Protests are a permanent feature of Iran

July 15, 2009 was a historic day in Iran’s recent history. Some three million people marched in silence on Enghelab (Revolution) Street in the capital of Tehran to convey their anger at the Islamic Republic in the most peaceful manner.

The regime had disconnected cell phone services in a failed effort to prevent the march, which followed the manipulated “re-election” of President Mahmoud Ahmadinejad, and had announced in advance that any demonstrations would be deemed illegal. When this author reached Enghelab Street at 3 pm, the normal sounds of traffic and yelling vendors had been replaced by silence. Every few minutes, one could hear a “shush” coming from the enormous crowd.

Groups of police in black riot gear sat on the pavement, their batons and shields scattered around them. It was an embarrassing scene; the demonstrators must have surged onto the streets in such unexpected numbers that the riot police could neither confront them nor flee. In an act of compassion, demonstrators offered their water bottles to these men.

The scene that day was testimony to a reality in the Islamic Republic of Iran: the desire for peaceful change is genuine and strong. Forty years after the revolution, frustration with the regime is widespread. The anger simmers beneath the surface but emerges from time to time spontaneously in the form of a march, protest or an overwhelming vote for an unexpected candidate, as in 1997 when Iranians first surprised themselves by electing Mohammad Khatami instead of the regime favorite as president.

» **Data shown**
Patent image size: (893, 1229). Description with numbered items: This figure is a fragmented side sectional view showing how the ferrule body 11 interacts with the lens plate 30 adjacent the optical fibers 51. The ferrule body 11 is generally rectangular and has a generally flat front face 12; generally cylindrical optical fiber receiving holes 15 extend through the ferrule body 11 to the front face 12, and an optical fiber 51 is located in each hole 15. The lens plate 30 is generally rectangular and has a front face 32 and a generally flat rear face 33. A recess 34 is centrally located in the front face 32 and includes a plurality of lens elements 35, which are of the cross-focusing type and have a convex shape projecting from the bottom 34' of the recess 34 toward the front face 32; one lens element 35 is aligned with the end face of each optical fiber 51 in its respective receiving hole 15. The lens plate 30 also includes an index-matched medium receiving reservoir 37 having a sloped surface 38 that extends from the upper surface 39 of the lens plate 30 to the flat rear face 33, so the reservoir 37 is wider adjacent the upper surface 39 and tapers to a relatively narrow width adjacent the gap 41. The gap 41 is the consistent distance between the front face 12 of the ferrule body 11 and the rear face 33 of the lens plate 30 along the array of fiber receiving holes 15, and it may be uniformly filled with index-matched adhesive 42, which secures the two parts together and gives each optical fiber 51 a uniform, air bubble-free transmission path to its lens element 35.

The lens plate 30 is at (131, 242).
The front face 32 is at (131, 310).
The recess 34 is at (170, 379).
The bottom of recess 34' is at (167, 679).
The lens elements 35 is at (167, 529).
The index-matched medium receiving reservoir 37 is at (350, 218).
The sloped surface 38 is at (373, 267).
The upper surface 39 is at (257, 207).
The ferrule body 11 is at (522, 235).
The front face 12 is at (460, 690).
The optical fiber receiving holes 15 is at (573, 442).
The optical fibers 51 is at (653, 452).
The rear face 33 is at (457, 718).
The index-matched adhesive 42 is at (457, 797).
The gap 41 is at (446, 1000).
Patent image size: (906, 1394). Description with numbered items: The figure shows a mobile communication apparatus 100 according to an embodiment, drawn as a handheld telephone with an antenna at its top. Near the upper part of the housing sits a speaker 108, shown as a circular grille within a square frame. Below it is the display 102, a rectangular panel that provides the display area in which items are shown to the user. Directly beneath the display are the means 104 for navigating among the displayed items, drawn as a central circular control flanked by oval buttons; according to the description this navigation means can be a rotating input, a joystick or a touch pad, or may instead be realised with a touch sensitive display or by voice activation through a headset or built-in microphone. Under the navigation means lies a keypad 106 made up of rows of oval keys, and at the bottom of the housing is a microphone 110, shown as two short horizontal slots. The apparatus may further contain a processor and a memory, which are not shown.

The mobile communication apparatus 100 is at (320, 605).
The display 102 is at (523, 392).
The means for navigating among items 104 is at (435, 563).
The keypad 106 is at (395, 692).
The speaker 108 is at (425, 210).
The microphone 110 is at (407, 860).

» **Task 1**
Decide whether each statement below agrees with the text on protests in Iran, answering yes or no and quoting the deciding words of the text. (a) The march on Enghelab Street followed the re-election of President Mahmoud Ahmadinejad. (b) By disconnecting cell phone services, the regime succeeded in preventing the march. (c) Demonstrators offered their water bottles to the riot police.
» **Task 2**
Reproduce the part of the text on protests in Iran that opens with the words containing "Protests are a" and closes with "the enormous crowd.".

» **Correct response 1**
(a) Yes: "which followed the manipulated “re-election” of President Mahmoud Ahmadinejad"
(b) No: "had disconnected cell phone services in a failed effort to prevent the march"
(c) Yes: "In an act of compassion, demonstrators offered their water bottles to these men."

» **Correct response 2**
Protests are a permanent feature of Iran

July 15, 2009 was a historic day in Iran’s recent history. Some three million people marched in silence on Enghelab (Revolution) Street in the capital of Tehran to convey their anger at the Islamic Republic in the most peaceful manner.

The regime had disconnected cell phone services in a failed effort to prevent the march, which followed the manipulated “re-election” of President Mahmoud Ahmadinejad, and had announced in advance that any demonstrations would be deemed illegal. When this author reached Enghelab Street at 3 pm, the normal sounds of traffic and yelling vendors had been replaced by silence. Every few minutes, one could hear a “shush” coming from the enormous crowd.